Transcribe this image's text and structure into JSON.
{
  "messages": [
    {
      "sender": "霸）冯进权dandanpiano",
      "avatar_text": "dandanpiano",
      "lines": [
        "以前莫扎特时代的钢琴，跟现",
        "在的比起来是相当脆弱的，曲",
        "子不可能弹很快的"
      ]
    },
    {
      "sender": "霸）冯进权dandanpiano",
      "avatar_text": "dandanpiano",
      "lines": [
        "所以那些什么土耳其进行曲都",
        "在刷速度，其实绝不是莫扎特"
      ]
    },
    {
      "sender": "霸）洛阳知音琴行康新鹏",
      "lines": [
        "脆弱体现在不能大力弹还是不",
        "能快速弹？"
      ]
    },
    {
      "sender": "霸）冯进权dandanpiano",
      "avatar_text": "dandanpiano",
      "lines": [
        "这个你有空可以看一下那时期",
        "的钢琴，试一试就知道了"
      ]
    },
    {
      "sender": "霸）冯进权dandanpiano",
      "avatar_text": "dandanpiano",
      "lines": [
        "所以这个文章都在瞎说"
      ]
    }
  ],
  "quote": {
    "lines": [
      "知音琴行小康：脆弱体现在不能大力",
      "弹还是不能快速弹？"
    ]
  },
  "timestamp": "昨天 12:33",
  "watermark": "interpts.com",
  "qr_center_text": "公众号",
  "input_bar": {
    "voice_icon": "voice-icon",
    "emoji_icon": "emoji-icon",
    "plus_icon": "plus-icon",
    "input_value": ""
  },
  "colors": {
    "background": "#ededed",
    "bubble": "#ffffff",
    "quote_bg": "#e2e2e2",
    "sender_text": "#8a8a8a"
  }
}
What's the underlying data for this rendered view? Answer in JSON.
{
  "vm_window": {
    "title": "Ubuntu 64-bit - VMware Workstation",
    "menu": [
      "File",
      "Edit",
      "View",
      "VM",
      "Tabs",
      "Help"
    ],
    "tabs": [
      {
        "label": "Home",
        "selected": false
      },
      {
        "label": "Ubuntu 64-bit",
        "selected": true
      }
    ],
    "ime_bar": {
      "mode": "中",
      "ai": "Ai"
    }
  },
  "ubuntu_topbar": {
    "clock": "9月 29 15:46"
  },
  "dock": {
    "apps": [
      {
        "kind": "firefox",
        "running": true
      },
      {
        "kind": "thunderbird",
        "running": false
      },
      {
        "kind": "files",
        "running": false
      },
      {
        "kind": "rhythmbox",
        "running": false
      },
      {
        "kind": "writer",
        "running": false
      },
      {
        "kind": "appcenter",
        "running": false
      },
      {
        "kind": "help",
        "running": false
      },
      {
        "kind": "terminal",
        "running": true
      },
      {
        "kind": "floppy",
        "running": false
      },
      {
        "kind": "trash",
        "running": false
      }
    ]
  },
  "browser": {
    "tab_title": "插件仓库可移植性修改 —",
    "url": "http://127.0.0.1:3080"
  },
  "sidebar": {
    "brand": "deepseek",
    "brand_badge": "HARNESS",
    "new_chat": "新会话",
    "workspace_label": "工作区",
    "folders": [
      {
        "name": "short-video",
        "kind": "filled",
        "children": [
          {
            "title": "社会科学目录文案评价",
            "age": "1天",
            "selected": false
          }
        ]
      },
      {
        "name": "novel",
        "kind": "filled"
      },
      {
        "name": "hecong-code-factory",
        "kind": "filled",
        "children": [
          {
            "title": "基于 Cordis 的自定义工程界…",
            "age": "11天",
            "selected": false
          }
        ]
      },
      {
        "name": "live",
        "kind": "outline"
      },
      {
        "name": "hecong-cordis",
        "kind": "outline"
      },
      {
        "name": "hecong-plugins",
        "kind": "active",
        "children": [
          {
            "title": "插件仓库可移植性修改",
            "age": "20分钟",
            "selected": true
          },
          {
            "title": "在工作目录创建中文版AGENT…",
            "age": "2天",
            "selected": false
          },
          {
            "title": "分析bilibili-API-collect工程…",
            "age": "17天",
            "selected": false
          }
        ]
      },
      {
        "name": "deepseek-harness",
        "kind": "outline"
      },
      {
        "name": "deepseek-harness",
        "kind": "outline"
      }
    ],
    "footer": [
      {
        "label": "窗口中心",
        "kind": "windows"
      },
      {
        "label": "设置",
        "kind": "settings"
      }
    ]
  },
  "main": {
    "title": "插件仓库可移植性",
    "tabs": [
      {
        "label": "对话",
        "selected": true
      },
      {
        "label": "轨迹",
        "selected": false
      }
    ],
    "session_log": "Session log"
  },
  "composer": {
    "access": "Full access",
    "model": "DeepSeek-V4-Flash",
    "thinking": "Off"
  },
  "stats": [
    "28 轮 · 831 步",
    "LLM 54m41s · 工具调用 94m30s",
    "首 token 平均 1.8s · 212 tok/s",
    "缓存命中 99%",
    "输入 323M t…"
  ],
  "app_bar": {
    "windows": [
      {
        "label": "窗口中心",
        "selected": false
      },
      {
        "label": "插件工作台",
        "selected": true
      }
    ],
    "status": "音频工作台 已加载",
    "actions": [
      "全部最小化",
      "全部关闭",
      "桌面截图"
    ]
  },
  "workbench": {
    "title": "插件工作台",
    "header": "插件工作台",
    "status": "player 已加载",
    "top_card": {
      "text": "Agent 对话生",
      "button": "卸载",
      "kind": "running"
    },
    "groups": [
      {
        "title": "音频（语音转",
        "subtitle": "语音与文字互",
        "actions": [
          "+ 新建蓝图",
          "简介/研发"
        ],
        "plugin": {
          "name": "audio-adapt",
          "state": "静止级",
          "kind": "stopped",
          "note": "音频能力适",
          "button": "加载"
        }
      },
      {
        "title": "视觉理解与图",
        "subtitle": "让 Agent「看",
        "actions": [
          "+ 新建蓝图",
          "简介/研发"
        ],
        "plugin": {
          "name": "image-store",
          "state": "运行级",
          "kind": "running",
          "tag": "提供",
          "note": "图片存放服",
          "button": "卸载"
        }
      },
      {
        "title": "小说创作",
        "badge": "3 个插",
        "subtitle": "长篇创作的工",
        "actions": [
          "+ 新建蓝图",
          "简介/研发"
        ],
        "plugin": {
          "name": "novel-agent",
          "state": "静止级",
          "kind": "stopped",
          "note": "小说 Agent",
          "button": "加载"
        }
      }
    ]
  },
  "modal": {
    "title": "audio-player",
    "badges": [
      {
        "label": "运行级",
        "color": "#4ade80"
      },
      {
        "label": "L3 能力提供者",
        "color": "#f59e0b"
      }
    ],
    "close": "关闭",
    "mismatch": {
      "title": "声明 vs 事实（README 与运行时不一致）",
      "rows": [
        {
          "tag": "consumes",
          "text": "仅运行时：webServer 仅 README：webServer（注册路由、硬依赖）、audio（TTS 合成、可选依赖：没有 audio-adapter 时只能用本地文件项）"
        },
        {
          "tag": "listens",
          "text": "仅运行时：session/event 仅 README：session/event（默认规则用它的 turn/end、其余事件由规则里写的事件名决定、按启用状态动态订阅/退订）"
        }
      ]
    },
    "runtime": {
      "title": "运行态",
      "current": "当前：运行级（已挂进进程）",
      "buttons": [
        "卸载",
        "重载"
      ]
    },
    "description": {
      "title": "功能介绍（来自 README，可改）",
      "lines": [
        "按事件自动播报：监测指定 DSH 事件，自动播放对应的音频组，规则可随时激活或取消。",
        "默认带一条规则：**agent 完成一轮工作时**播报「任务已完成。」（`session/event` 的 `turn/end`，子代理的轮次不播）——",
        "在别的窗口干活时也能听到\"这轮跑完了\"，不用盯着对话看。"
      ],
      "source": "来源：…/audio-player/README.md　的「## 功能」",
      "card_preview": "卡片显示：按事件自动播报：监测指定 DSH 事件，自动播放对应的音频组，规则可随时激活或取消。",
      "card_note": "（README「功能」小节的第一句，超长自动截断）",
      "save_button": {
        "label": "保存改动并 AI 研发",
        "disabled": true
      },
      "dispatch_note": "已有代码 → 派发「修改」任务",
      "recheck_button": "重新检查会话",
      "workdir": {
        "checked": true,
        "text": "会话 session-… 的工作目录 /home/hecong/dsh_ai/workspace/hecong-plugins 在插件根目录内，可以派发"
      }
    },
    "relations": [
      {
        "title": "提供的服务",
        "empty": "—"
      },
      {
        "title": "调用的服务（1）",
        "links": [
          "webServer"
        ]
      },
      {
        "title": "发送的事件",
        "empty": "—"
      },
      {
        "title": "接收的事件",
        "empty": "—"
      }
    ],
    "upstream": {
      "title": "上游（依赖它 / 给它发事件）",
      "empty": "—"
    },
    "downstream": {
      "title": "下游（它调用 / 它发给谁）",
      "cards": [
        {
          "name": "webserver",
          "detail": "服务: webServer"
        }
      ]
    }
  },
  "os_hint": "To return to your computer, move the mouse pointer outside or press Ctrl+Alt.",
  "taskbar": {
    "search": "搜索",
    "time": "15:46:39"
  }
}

### GOAL
Say how many lines in this material hold "event", and say nothing else.

### COMPLETED TASK
2